Available records —
· · · · · · ·
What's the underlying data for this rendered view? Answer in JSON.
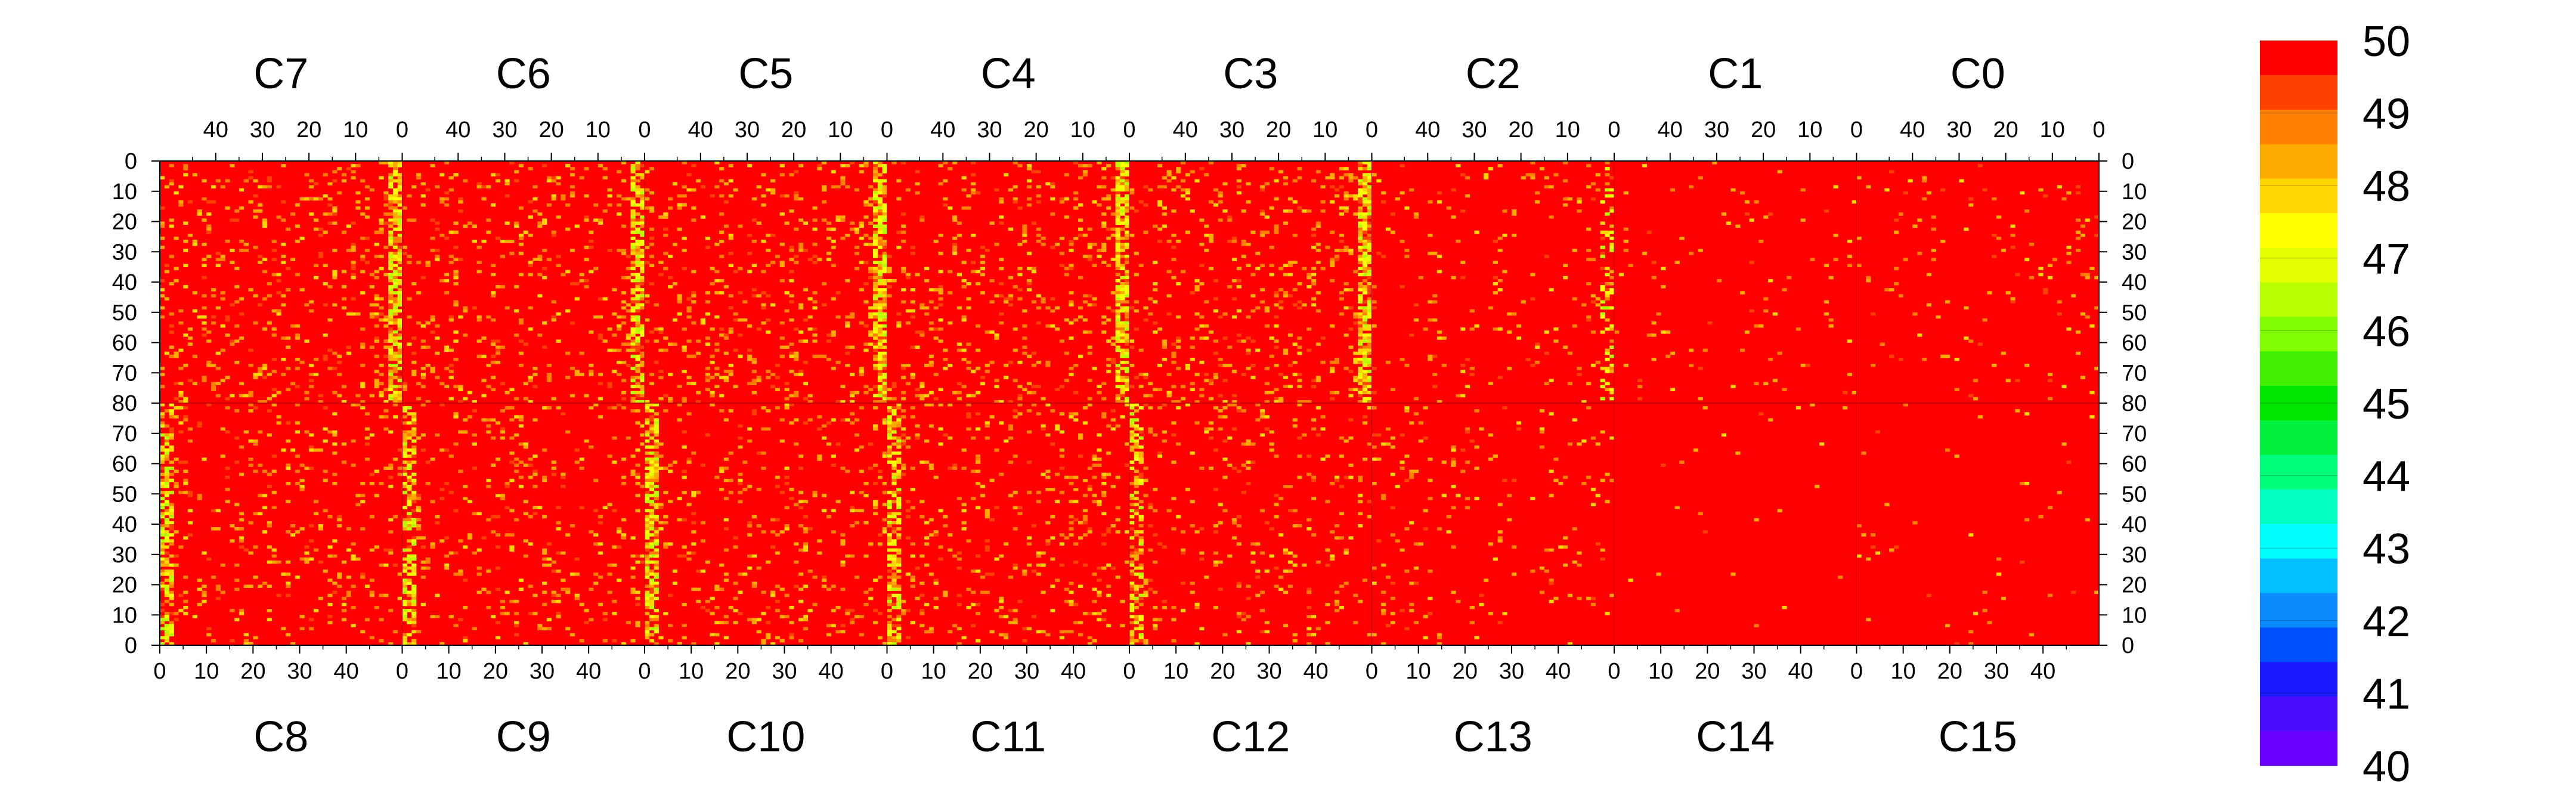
{
  "chart_data": {
    "type": "heatmap",
    "title": "",
    "color_scale": {
      "min": 40,
      "max": 50,
      "tick_labels": [
        "50",
        "49",
        "48",
        "47",
        "46",
        "45",
        "44",
        "43",
        "42",
        "41",
        "40"
      ],
      "bands": [
        "#6a00ff",
        "#4b0dff",
        "#1919ff",
        "#0050ff",
        "#0a8cff",
        "#00c0ff",
        "#00ffff",
        "#00ffc0",
        "#00ff7a",
        "#00f23c",
        "#00e600",
        "#40f000",
        "#80ff00",
        "#b8ff00",
        "#e6ff00",
        "#ffff00",
        "#ffd700",
        "#ffaa00",
        "#ff7f00",
        "#ff4000",
        "#ff0000"
      ]
    },
    "top_chips": [
      "C7",
      "C6",
      "C5",
      "C4",
      "C3",
      "C2",
      "C1",
      "C0"
    ],
    "bottom_chips": [
      "C8",
      "C9",
      "C10",
      "C11",
      "C12",
      "C13",
      "C14",
      "C15"
    ],
    "top_x_ticks": [
      "40",
      "30",
      "20",
      "10",
      "0"
    ],
    "bottom_x_ticks": [
      "0",
      "10",
      "20",
      "30",
      "40"
    ],
    "top_half_y_ticks": [
      "0",
      "10",
      "20",
      "30",
      "40",
      "50",
      "60",
      "70",
      "80"
    ],
    "bottom_half_y_ticks": [
      "70",
      "60",
      "50",
      "40",
      "30",
      "20",
      "10",
      "0"
    ],
    "columns_per_chip": 52,
    "rows_per_half": 80,
    "baseline_value": 50,
    "chip_occupancy_levels": {
      "C7": 0.3,
      "C6": 0.25,
      "C5": 0.3,
      "C4": 0.3,
      "C3": 0.3,
      "C2": 0.12,
      "C1": 0.05,
      "C0": 0.08,
      "C8": 0.22,
      "C9": 0.22,
      "C10": 0.25,
      "C11": 0.25,
      "C12": 0.2,
      "C13": 0.1,
      "C14": 0.02,
      "C15": 0.03
    }
  }
}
· · · · · · ·
Work to be completed — Make an exact copy of the whole listing, but don't bring over any pictures.

Output below —
What's the underlying data for this rendered view? Answer in JSON.
{
  "chart_data": {
    "type": "heatmap",
    "title": "",
    "color_scale": {
      "min": 40,
      "max": 50,
      "tick_labels": [
        "50",
        "49",
        "48",
        "47",
        "46",
        "45",
        "44",
        "43",
        "42",
        "41",
        "40"
      ],
      "bands": [
        "#6a00ff",
        "#4b0dff",
        "#1919ff",
        "#0050ff",
        "#0a8cff",
        "#00c0ff",
        "#00ffff",
        "#00ffc0",
        "#00ff7a",
        "#00f23c",
        "#00e600",
        "#40f000",
        "#80ff00",
        "#b8ff00",
        "#e6ff00",
        "#ffff00",
        "#ffd700",
        "#ffaa00",
        "#ff7f00",
        "#ff4000",
        "#ff0000"
      ]
    },
    "top_chips": [
      "C7",
      "C6",
      "C5",
      "C4",
      "C3",
      "C2",
      "C1",
      "C0"
    ],
    "bottom_chips": [
      "C8",
      "C9",
      "C10",
      "C11",
      "C12",
      "C13",
      "C14",
      "C15"
    ],
    "top_x_ticks": [
      "40",
      "30",
      "20",
      "10",
      "0"
    ],
    "bottom_x_ticks": [
      "0",
      "10",
      "20",
      "30",
      "40"
    ],
    "top_half_y_ticks": [
      "0",
      "10",
      "20",
      "30",
      "40",
      "50",
      "60",
      "70",
      "80"
    ],
    "bottom_half_y_ticks": [
      "70",
      "60",
      "50",
      "40",
      "30",
      "20",
      "10",
      "0"
    ],
    "columns_per_chip": 52,
    "rows_per_half": 80,
    "baseline_value": 50,
    "chip_occupancy_levels": {
      "C7": 0.3,
      "C6": 0.25,
      "C5": 0.3,
      "C4": 0.3,
      "C3": 0.3,
      "C2": 0.12,
      "C1": 0.05,
      "C0": 0.08,
      "C8": 0.22,
      "C9": 0.22,
      "C10": 0.25,
      "C11": 0.25,
      "C12": 0.2,
      "C13": 0.1,
      "C14": 0.02,
      "C15": 0.03
    }
  }
}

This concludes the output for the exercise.